TASK DESCRIPTION - Repeat all entries exactly.

THE DATA -
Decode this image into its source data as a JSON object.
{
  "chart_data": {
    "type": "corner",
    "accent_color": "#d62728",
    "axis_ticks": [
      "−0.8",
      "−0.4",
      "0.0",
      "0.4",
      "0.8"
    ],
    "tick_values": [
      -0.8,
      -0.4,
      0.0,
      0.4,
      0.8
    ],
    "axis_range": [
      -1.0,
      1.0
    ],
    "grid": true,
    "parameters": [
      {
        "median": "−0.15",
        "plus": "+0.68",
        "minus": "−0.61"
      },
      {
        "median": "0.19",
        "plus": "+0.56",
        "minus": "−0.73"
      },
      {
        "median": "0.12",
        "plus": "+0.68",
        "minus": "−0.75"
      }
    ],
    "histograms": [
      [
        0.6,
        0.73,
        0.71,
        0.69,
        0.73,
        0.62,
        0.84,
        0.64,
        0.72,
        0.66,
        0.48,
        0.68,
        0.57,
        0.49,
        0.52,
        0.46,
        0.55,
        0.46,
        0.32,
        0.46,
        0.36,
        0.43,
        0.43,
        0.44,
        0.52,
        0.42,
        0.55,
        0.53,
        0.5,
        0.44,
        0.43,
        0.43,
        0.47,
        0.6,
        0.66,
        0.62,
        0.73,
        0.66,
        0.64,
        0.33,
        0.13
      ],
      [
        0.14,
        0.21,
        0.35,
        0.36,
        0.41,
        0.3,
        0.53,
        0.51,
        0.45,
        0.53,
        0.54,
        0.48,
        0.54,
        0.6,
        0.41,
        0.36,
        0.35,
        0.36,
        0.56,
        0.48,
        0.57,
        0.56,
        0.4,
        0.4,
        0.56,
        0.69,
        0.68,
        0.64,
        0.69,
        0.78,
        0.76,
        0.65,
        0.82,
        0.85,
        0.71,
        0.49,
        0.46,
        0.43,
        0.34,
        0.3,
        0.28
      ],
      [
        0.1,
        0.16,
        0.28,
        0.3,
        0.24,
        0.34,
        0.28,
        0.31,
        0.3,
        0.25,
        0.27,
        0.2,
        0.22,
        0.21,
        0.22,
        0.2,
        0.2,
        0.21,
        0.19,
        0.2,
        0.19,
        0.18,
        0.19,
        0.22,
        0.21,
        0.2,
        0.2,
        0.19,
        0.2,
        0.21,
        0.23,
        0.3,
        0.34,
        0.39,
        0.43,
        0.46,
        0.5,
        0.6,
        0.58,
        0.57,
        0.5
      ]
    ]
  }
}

ANSWER TO THIS EXERCISE -
Decode this image into its source data as a JSON object.
{
  "chart_data": {
    "type": "corner",
    "accent_color": "#d62728",
    "axis_ticks": [
      "−0.8",
      "−0.4",
      "0.0",
      "0.4",
      "0.8"
    ],
    "tick_values": [
      -0.8,
      -0.4,
      0.0,
      0.4,
      0.8
    ],
    "axis_range": [
      -1.0,
      1.0
    ],
    "grid": true,
    "parameters": [
      {
        "median": "−0.15",
        "plus": "+0.68",
        "minus": "−0.61"
      },
      {
        "median": "0.19",
        "plus": "+0.56",
        "minus": "−0.73"
      },
      {
        "median": "0.12",
        "plus": "+0.68",
        "minus": "−0.75"
      }
    ],
    "histograms": [
      [
        0.6,
        0.73,
        0.71,
        0.69,
        0.73,
        0.62,
        0.84,
        0.64,
        0.72,
        0.66,
        0.48,
        0.68,
        0.57,
        0.49,
        0.52,
        0.46,
        0.55,
        0.46,
        0.32,
        0.46,
        0.36,
        0.43,
        0.43,
        0.44,
        0.52,
        0.42,
        0.55,
        0.53,
        0.5,
        0.44,
        0.43,
        0.43,
        0.47,
        0.6,
        0.66,
        0.62,
        0.73,
        0.66,
        0.64,
        0.33,
        0.13
      ],
      [
        0.14,
        0.21,
        0.35,
        0.36,
        0.41,
        0.3,
        0.53,
        0.51,
        0.45,
        0.53,
        0.54,
        0.48,
        0.54,
        0.6,
        0.41,
        0.36,
        0.35,
        0.36,
        0.56,
        0.48,
        0.57,
        0.56,
        0.4,
        0.4,
        0.56,
        0.69,
        0.68,
        0.64,
        0.69,
        0.78,
        0.76,
        0.65,
        0.82,
        0.85,
        0.71,
        0.49,
        0.46,
        0.43,
        0.34,
        0.3,
        0.28
      ],
      [
        0.1,
        0.16,
        0.28,
        0.3,
        0.24,
        0.34,
        0.28,
        0.31,
        0.3,
        0.25,
        0.27,
        0.2,
        0.22,
        0.21,
        0.22,
        0.2,
        0.2,
        0.21,
        0.19,
        0.2,
        0.19,
        0.18,
        0.19,
        0.22,
        0.21,
        0.2,
        0.2,
        0.19,
        0.2,
        0.21,
        0.23,
        0.3,
        0.34,
        0.39,
        0.43,
        0.46,
        0.5,
        0.6,
        0.58,
        0.57,
        0.5
      ]
    ]
  }
}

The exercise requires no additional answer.